### Text provided
┄┄┄┄┄┄

788 F.2d 94 | 2d Cir. | 1986
Eugene McMahon and Julia A. McMahon (“appellants”), individually and as trustees for various pension and profit-sharing plans, appeal from that part of an order entered September 25,1985 in the Southern District of New York, Lloyd F. MacMahon, District Judge, 618 F.Supp. 384, which required appellants to arbitrate their claims against Shearson/American Express, Inc. and its registered representative, Mary Ann McNulty, (“Shearson”) for alleged violations of the Securities Exchange Act of 1934 (“1934 Act”) and state law claims of fraud and breach of fiduciary duties. Shearson appeals from that part of the order holding not arbitrable appellants’ claim under the Racketeer Influenced Corrupt Organizations Act, 18 U.S.C. § 1962(c) (1982) (“RICO”). The district court stayed litigation of the RICO claim pending arbitration of the securities law and state law claims.

┄┄┄┄┄┄

### Requirement 1
Copy from the appeal passage the part that opens with the words containing "788 F.2d 94" and closes with "state law claims.", character for character.

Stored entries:
┄┄┄┄┄┄

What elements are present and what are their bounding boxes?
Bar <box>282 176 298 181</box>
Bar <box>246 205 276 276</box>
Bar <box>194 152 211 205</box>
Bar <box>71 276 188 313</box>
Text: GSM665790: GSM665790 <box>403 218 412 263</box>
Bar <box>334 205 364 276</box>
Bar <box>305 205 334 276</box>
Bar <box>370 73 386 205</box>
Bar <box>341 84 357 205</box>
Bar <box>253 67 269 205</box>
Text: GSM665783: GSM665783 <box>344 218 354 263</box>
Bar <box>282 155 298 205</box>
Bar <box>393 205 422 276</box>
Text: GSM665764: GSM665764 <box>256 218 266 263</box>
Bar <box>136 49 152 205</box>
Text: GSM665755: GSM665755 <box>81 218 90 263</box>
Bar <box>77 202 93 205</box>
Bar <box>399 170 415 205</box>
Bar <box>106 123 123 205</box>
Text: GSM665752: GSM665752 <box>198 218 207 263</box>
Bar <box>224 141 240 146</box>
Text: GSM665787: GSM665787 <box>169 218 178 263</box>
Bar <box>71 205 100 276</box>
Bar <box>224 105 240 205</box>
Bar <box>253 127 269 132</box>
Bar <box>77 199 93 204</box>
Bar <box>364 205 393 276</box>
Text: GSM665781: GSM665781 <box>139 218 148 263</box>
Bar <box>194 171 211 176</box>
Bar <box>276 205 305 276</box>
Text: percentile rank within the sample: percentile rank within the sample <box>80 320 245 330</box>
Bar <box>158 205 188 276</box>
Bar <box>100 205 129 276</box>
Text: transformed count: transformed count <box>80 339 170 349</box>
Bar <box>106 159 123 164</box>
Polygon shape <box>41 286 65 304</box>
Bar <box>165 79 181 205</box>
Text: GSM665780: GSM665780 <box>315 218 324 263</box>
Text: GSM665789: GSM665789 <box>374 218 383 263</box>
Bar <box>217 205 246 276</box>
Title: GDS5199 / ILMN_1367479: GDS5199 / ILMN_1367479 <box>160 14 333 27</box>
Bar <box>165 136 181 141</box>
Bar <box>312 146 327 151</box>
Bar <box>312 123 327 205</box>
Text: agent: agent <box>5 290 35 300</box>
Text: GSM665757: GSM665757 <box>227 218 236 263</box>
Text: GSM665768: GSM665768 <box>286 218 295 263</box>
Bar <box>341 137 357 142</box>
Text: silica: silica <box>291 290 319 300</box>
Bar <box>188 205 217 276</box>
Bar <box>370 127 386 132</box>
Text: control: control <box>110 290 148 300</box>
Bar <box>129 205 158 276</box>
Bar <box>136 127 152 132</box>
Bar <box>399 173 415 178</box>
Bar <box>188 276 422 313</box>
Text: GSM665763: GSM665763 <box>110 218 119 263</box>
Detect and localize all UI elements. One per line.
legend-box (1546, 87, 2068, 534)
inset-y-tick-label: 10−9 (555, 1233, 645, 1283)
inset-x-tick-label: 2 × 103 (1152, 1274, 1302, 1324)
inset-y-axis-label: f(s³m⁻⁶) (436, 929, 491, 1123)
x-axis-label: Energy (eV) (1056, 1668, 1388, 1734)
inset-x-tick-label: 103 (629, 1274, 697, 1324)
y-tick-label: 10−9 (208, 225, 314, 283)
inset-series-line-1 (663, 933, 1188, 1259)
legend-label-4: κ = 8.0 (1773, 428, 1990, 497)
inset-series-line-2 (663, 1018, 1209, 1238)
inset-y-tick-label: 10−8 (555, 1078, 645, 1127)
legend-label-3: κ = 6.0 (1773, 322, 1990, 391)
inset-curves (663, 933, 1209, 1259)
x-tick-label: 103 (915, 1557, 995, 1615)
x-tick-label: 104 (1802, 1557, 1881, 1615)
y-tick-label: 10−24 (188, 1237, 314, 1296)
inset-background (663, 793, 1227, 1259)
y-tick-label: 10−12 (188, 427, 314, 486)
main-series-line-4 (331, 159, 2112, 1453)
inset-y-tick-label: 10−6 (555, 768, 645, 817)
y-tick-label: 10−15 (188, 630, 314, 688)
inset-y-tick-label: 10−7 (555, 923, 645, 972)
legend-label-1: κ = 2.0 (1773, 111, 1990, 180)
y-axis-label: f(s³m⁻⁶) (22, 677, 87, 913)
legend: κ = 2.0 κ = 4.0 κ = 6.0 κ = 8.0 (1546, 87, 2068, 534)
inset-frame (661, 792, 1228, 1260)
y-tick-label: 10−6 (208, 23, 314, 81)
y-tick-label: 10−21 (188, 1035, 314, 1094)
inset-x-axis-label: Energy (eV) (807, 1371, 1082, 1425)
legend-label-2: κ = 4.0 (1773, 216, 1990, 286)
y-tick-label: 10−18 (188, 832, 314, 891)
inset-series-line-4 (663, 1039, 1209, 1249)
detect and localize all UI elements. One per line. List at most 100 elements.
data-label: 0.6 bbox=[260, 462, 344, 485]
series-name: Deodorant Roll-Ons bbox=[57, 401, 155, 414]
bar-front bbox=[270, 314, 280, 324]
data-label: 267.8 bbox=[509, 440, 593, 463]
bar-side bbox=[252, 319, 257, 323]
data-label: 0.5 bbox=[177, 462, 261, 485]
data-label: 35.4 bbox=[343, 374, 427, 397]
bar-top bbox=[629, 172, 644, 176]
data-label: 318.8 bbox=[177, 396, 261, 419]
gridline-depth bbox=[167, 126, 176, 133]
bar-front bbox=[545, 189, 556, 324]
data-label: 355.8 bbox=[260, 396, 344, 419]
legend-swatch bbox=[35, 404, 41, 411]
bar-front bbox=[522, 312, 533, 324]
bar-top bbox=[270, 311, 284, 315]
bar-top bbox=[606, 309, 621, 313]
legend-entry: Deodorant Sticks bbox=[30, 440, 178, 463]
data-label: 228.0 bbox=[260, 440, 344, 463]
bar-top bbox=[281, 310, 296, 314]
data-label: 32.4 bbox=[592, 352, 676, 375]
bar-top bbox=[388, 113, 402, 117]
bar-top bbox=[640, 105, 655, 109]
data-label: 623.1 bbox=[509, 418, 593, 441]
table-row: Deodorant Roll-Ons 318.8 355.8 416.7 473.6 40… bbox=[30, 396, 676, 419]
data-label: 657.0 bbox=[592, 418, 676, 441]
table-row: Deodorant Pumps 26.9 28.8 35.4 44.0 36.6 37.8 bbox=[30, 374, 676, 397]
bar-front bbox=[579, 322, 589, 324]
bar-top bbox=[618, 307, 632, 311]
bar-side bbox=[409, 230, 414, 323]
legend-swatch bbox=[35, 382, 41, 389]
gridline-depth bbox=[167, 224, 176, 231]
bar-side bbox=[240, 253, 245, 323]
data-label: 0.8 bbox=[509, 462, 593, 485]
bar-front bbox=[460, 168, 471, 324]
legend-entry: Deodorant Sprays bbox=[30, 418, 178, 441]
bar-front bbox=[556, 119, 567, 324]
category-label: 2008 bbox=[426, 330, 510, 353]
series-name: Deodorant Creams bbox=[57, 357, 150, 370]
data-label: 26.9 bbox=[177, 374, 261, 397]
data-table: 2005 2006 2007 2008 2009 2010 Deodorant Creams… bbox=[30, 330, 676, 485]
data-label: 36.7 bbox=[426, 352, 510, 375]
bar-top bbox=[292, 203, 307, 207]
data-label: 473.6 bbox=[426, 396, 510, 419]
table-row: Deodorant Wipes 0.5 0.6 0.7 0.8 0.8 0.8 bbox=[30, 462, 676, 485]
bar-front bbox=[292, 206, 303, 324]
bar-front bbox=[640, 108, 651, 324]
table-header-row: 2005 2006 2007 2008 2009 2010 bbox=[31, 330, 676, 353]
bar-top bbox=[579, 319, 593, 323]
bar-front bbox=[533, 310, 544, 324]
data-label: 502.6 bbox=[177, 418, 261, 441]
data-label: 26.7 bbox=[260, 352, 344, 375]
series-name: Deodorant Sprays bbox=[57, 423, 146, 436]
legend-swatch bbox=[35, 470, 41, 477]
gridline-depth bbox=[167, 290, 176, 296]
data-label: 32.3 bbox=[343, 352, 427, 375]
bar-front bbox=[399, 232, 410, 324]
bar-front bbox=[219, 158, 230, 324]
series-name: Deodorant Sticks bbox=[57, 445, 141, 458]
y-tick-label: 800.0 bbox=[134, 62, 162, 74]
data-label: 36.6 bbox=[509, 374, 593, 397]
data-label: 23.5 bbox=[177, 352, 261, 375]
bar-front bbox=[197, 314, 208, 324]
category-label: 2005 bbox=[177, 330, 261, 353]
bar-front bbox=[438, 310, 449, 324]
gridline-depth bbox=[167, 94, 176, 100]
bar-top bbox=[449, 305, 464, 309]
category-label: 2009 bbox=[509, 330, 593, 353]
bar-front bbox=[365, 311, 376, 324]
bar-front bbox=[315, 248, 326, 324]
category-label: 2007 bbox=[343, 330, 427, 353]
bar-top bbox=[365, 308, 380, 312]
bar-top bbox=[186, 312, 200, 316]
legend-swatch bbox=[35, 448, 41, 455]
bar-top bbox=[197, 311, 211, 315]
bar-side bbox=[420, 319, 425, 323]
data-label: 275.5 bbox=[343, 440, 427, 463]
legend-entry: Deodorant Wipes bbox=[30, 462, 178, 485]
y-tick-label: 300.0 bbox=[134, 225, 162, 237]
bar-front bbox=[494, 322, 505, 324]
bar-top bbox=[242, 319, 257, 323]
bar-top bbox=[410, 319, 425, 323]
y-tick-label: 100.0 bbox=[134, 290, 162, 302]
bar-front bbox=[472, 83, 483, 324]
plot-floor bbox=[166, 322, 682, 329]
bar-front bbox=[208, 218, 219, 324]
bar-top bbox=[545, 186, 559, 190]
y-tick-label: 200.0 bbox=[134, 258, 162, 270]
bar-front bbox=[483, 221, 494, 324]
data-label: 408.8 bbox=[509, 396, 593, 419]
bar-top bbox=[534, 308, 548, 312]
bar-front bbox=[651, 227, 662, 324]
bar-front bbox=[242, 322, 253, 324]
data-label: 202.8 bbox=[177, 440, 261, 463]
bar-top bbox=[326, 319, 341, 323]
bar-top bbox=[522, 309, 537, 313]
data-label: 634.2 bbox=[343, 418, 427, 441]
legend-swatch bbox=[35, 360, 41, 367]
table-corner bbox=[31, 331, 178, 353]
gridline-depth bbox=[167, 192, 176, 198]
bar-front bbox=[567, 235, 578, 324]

┄┄┄┄┄┄

### Requirement 2
Repeat word for word the stored entries rows above, starting with the first row and ending with the row that contains "Text: GSM665783: GSM665783", including both.

### Exercise result 1
788 F.2d 94 | 2d Cir. | 1986
Eugene McMahon and Julia A. McMahon (“appellants”), individually and as trustees for various pension and profit-sharing plans, appeal from that part of an order entered September 25,1985 in the Southern District of New York, Lloyd F. MacMahon, District Judge, 618 F.Supp. 384, which required appellants to arbitrate their claims against Shearson/American Express, Inc. and its registered representative, Mary Ann McNulty, (“Shearson”) for alleged violations of the Securities Exchange Act of 1934 (“1934 Act”) and state law claims of fraud and breach of fiduciary duties. Shearson appeals from that part of the order holding not arbitrable appellants’ claim under the Racketeer Influenced Corrupt Organizations Act, 18 U.S.C. § 1962(c) (1982) (“RICO”). The district court stayed litigation of the RICO claim pending arbitration of the securities law and state law claims.

### Exercise result 2
What elements are present and what are their bounding boxes?
Bar <box>282 176 298 181</box>
Bar <box>246 205 276 276</box>
Bar <box>194 152 211 205</box>
Bar <box>71 276 188 313</box>
Text: GSM665790: GSM665790 <box>403 218 412 263</box>
Bar <box>334 205 364 276</box>
Bar <box>305 205 334 276</box>
Bar <box>370 73 386 205</box>
Bar <box>341 84 357 205</box>
Bar <box>253 67 269 205</box>
Text: GSM665783: GSM665783 <box>344 218 354 263</box>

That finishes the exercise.